## What the task requires
Without skipping anything, write out each record below exactly.

## Exercise material
───
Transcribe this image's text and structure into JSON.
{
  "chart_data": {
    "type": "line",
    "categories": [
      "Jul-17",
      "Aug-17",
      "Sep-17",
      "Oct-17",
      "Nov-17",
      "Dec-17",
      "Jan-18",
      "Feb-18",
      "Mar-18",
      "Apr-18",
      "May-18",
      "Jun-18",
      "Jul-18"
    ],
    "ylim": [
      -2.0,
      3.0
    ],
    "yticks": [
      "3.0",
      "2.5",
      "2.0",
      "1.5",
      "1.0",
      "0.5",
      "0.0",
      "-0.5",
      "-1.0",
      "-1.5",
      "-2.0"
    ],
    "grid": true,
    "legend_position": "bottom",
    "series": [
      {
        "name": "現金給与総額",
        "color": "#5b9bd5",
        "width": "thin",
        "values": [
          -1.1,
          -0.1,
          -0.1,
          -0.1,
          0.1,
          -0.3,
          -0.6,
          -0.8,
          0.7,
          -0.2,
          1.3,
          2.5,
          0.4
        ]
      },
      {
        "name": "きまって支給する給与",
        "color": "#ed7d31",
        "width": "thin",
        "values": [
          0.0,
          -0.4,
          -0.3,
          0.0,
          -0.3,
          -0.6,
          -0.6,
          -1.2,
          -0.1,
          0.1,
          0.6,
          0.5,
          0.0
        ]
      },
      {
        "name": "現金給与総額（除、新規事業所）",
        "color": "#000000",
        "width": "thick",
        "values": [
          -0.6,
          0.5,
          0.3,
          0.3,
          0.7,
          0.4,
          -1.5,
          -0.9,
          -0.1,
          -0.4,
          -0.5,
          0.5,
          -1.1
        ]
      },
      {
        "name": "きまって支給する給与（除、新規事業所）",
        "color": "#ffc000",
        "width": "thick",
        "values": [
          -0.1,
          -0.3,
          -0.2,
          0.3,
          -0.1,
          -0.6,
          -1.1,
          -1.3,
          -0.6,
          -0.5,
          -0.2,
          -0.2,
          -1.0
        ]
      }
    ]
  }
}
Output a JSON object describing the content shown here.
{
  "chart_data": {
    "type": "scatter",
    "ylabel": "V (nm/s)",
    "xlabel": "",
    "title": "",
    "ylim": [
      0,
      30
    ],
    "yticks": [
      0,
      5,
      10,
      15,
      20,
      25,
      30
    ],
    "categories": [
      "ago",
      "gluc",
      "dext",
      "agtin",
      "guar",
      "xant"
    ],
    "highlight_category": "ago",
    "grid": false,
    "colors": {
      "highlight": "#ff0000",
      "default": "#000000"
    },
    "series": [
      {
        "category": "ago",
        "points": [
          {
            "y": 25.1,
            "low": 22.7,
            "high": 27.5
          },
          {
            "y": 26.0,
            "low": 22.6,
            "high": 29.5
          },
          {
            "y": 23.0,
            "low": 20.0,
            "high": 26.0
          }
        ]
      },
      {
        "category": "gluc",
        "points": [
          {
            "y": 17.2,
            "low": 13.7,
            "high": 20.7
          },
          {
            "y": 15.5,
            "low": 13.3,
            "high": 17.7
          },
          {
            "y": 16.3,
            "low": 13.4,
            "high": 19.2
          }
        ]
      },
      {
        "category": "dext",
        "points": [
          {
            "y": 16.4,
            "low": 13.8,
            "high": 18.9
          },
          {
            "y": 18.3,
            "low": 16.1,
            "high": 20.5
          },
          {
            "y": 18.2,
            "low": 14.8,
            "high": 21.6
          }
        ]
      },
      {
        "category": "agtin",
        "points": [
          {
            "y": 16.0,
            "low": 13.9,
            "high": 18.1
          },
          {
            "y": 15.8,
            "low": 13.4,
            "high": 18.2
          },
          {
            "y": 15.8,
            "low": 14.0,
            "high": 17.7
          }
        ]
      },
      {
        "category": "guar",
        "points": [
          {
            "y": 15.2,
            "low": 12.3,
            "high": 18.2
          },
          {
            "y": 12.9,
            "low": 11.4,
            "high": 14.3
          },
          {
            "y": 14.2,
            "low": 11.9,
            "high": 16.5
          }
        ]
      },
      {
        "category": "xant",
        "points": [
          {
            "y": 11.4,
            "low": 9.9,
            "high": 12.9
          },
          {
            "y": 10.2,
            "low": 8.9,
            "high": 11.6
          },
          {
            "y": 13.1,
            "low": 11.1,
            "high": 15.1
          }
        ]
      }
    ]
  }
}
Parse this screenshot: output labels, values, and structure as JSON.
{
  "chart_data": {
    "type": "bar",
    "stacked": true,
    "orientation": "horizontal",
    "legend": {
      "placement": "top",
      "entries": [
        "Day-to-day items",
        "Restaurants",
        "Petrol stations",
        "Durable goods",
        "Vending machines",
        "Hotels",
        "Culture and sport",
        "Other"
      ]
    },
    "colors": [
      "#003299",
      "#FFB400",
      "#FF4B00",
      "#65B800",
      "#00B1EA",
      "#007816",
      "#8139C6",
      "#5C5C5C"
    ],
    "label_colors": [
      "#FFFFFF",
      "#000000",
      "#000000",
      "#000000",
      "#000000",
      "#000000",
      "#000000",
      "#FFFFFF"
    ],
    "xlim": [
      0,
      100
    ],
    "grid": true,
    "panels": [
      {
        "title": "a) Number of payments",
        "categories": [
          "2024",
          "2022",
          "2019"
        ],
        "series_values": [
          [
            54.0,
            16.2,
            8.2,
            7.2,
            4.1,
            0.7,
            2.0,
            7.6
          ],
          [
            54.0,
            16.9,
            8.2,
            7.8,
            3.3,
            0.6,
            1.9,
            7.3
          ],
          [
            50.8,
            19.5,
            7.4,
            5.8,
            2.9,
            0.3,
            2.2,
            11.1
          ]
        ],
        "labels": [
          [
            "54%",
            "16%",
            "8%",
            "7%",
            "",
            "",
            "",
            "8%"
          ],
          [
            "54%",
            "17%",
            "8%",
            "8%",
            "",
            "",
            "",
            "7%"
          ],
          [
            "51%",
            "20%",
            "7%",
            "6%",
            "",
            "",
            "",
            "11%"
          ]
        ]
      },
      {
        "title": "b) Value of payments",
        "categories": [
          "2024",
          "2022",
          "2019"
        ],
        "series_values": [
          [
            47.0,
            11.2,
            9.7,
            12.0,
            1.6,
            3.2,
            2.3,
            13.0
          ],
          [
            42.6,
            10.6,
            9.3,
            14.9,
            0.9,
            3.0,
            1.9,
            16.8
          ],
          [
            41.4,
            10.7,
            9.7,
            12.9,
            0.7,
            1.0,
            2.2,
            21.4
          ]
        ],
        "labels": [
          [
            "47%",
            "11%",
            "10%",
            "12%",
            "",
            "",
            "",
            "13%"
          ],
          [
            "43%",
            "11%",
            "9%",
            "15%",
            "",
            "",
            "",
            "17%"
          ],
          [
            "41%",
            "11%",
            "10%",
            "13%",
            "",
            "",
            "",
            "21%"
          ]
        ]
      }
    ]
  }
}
───
## Task response
Transcribe this image's text and structure into JSON.
{
  "chart_data": {
    "type": "line",
    "categories": [
      "Jul-17",
      "Aug-17",
      "Sep-17",
      "Oct-17",
      "Nov-17",
      "Dec-17",
      "Jan-18",
      "Feb-18",
      "Mar-18",
      "Apr-18",
      "May-18",
      "Jun-18",
      "Jul-18"
    ],
    "ylim": [
      -2.0,
      3.0
    ],
    "yticks": [
      "3.0",
      "2.5",
      "2.0",
      "1.5",
      "1.0",
      "0.5",
      "0.0",
      "-0.5",
      "-1.0",
      "-1.5",
      "-2.0"
    ],
    "grid": true,
    "legend_position": "bottom",
    "series": [
      {
        "name": "現金給与総額",
        "color": "#5b9bd5",
        "width": "thin",
        "values": [
          -1.1,
          -0.1,
          -0.1,
          -0.1,
          0.1,
          -0.3,
          -0.6,
          -0.8,
          0.7,
          -0.2,
          1.3,
          2.5,
          0.4
        ]
      },
      {
        "name": "きまって支給する給与",
        "color": "#ed7d31",
        "width": "thin",
        "values": [
          0.0,
          -0.4,
          -0.3,
          0.0,
          -0.3,
          -0.6,
          -0.6,
          -1.2,
          -0.1,
          0.1,
          0.6,
          0.5,
          0.0
        ]
      },
      {
        "name": "現金給与総額（除、新規事業所）",
        "color": "#000000",
        "width": "thick",
        "values": [
          -0.6,
          0.5,
          0.3,
          0.3,
          0.7,
          0.4,
          -1.5,
          -0.9,
          -0.1,
          -0.4,
          -0.5,
          0.5,
          -1.1
        ]
      },
      {
        "name": "きまって支給する給与（除、新規事業所）",
        "color": "#ffc000",
        "width": "thick",
        "values": [
          -0.1,
          -0.3,
          -0.2,
          0.3,
          -0.1,
          -0.6,
          -1.1,
          -1.3,
          -0.6,
          -0.5,
          -0.2,
          -0.2,
          -1.0
        ]
      }
    ]
  }
}
Output a JSON object describing the content shown here.
{
  "chart_data": {
    "type": "scatter",
    "ylabel": "V (nm/s)",
    "xlabel": "",
    "title": "",
    "ylim": [
      0,
      30
    ],
    "yticks": [
      0,
      5,
      10,
      15,
      20,
      25,
      30
    ],
    "categories": [
      "ago",
      "gluc",
      "dext",
      "agtin",
      "guar",
      "xant"
    ],
    "highlight_category": "ago",
    "grid": false,
    "colors": {
      "highlight": "#ff0000",
      "default": "#000000"
    },
    "series": [
      {
        "category": "ago",
        "points": [
          {
            "y": 25.1,
            "low": 22.7,
            "high": 27.5
          },
          {
            "y": 26.0,
            "low": 22.6,
            "high": 29.5
          },
          {
            "y": 23.0,
            "low": 20.0,
            "high": 26.0
          }
        ]
      },
      {
        "category": "gluc",
        "points": [
          {
            "y": 17.2,
            "low": 13.7,
            "high": 20.7
          },
          {
            "y": 15.5,
            "low": 13.3,
            "high": 17.7
          },
          {
            "y": 16.3,
            "low": 13.4,
            "high": 19.2
          }
        ]
      },
      {
        "category": "dext",
        "points": [
          {
            "y": 16.4,
            "low": 13.8,
            "high": 18.9
          },
          {
            "y": 18.3,
            "low": 16.1,
            "high": 20.5
          },
          {
            "y": 18.2,
            "low": 14.8,
            "high": 21.6
          }
        ]
      },
      {
        "category": "agtin",
        "points": [
          {
            "y": 16.0,
            "low": 13.9,
            "high": 18.1
          },
          {
            "y": 15.8,
            "low": 13.4,
            "high": 18.2
          },
          {
            "y": 15.8,
            "low": 14.0,
            "high": 17.7
          }
        ]
      },
      {
        "category": "guar",
        "points": [
          {
            "y": 15.2,
            "low": 12.3,
            "high": 18.2
          },
          {
            "y": 12.9,
            "low": 11.4,
            "high": 14.3
          },
          {
            "y": 14.2,
            "low": 11.9,
            "high": 16.5
          }
        ]
      },
      {
        "category": "xant",
        "points": [
          {
            "y": 11.4,
            "low": 9.9,
            "high": 12.9
          },
          {
            "y": 10.2,
            "low": 8.9,
            "high": 11.6
          },
          {
            "y": 13.1,
            "low": 11.1,
            "high": 15.1
          }
        ]
      }
    ]
  }
}
Parse this screenshot: output labels, values, and structure as JSON.
{
  "chart_data": {
    "type": "bar",
    "stacked": true,
    "orientation": "horizontal",
    "legend": {
      "placement": "top",
      "entries": [
        "Day-to-day items",
        "Restaurants",
        "Petrol stations",
        "Durable goods",
        "Vending machines",
        "Hotels",
        "Culture and sport",
        "Other"
      ]
    },
    "colors": [
      "#003299",
      "#FFB400",
      "#FF4B00",
      "#65B800",
      "#00B1EA",
      "#007816",
      "#8139C6",
      "#5C5C5C"
    ],
    "label_colors": [
      "#FFFFFF",
      "#000000",
      "#000000",
      "#000000",
      "#000000",
      "#000000",
      "#000000",
      "#FFFFFF"
    ],
    "xlim": [
      0,
      100
    ],
    "grid": true,
    "panels": [
      {
        "title": "a) Number of payments",
        "categories": [
          "2024",
          "2022",
          "2019"
        ],
        "series_values": [
          [
            54.0,
            16.2,
            8.2,
            7.2,
            4.1,
            0.7,
            2.0,
            7.6
          ],
          [
            54.0,
            16.9,
            8.2,
            7.8,
            3.3,
            0.6,
            1.9,
            7.3
          ],
          [
            50.8,
            19.5,
            7.4,
            5.8,
            2.9,
            0.3,
            2.2,
            11.1
          ]
        ],
        "labels": [
          [
            "54%",
            "16%",
            "8%",
            "7%",
            "",
            "",
            "",
            "8%"
          ],
          [
            "54%",
            "17%",
            "8%",
            "8%",
            "",
            "",
            "",
            "7%"
          ],
          [
            "51%",
            "20%",
            "7%",
            "6%",
            "",
            "",
            "",
            "11%"
          ]
        ]
      },
      {
        "title": "b) Value of payments",
        "categories": [
          "2024",
          "2022",
          "2019"
        ],
        "series_values": [
          [
            47.0,
            11.2,
            9.7,
            12.0,
            1.6,
            3.2,
            2.3,
            13.0
          ],
          [
            42.6,
            10.6,
            9.3,
            14.9,
            0.9,
            3.0,
            1.9,
            16.8
          ],
          [
            41.4,
            10.7,
            9.7,
            12.9,
            0.7,
            1.0,
            2.2,
            21.4
          ]
        ],
        "labels": [
          [
            "47%",
            "11%",
            "10%",
            "12%",
            "",
            "",
            "",
            "13%"
          ],
          [
            "43%",
            "11%",
            "9%",
            "15%",
            "",
            "",
            "",
            "17%"
          ],
          [
            "41%",
            "11%",
            "10%",
            "13%",
            "",
            "",
            "",
            "21%"
          ]
        ]
      }
    ]
  }
}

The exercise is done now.